• _Instructions for the task_
Output all of the data below exactly as given.

• _Exercise inputs_
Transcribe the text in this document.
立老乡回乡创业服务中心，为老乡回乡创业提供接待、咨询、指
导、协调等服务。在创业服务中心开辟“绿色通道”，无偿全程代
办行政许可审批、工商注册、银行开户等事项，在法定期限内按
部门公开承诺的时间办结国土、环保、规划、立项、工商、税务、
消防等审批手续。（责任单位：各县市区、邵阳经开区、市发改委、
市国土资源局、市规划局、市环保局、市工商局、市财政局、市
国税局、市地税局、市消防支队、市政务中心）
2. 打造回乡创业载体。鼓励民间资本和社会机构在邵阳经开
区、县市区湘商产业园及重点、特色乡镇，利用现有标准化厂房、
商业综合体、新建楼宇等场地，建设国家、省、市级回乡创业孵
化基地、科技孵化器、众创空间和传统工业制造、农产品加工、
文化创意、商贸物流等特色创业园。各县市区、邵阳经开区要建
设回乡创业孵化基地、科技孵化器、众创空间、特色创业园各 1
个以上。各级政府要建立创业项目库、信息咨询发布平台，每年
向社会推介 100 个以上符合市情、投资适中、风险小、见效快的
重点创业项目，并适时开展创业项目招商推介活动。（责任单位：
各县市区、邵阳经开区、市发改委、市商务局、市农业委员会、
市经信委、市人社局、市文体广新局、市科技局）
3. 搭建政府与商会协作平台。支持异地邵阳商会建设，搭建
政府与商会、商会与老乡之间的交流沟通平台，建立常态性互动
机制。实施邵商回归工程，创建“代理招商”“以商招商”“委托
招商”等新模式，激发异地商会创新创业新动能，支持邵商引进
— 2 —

• _Worked solution_
Transcribe the text in this document.
立老乡回乡创业服务中心，为老乡回乡创业提供接待、咨询、指
导、协调等服务。在创业服务中心开辟“绿色通道”，无偿全程代
办行政许可审批、工商注册、银行开户等事项，在法定期限内按
部门公开承诺的时间办结国土、环保、规划、立项、工商、税务、
消防等审批手续。（责任单位：各县市区、邵阳经开区、市发改委、
市国土资源局、市规划局、市环保局、市工商局、市财政局、市
国税局、市地税局、市消防支队、市政务中心）
2. 打造回乡创业载体。鼓励民间资本和社会机构在邵阳经开
区、县市区湘商产业园及重点、特色乡镇，利用现有标准化厂房、
商业综合体、新建楼宇等场地，建设国家、省、市级回乡创业孵
化基地、科技孵化器、众创空间和传统工业制造、农产品加工、
文化创意、商贸物流等特色创业园。各县市区、邵阳经开区要建
设回乡创业孵化基地、科技孵化器、众创空间、特色创业园各 1
个以上。各级政府要建立创业项目库、信息咨询发布平台，每年
向社会推介 100 个以上符合市情、投资适中、风险小、见效快的
重点创业项目，并适时开展创业项目招商推介活动。（责任单位：
各县市区、邵阳经开区、市发改委、市商务局、市农业委员会、
市经信委、市人社局、市文体广新局、市科技局）
3. 搭建政府与商会协作平台。支持异地邵阳商会建设，搭建
政府与商会、商会与老乡之间的交流沟通平台，建立常态性互动
机制。实施邵商回归工程，创建“代理招商”“以商招商”“委托
招商”等新模式，激发异地商会创新创业新动能，支持邵商引进
— 2 —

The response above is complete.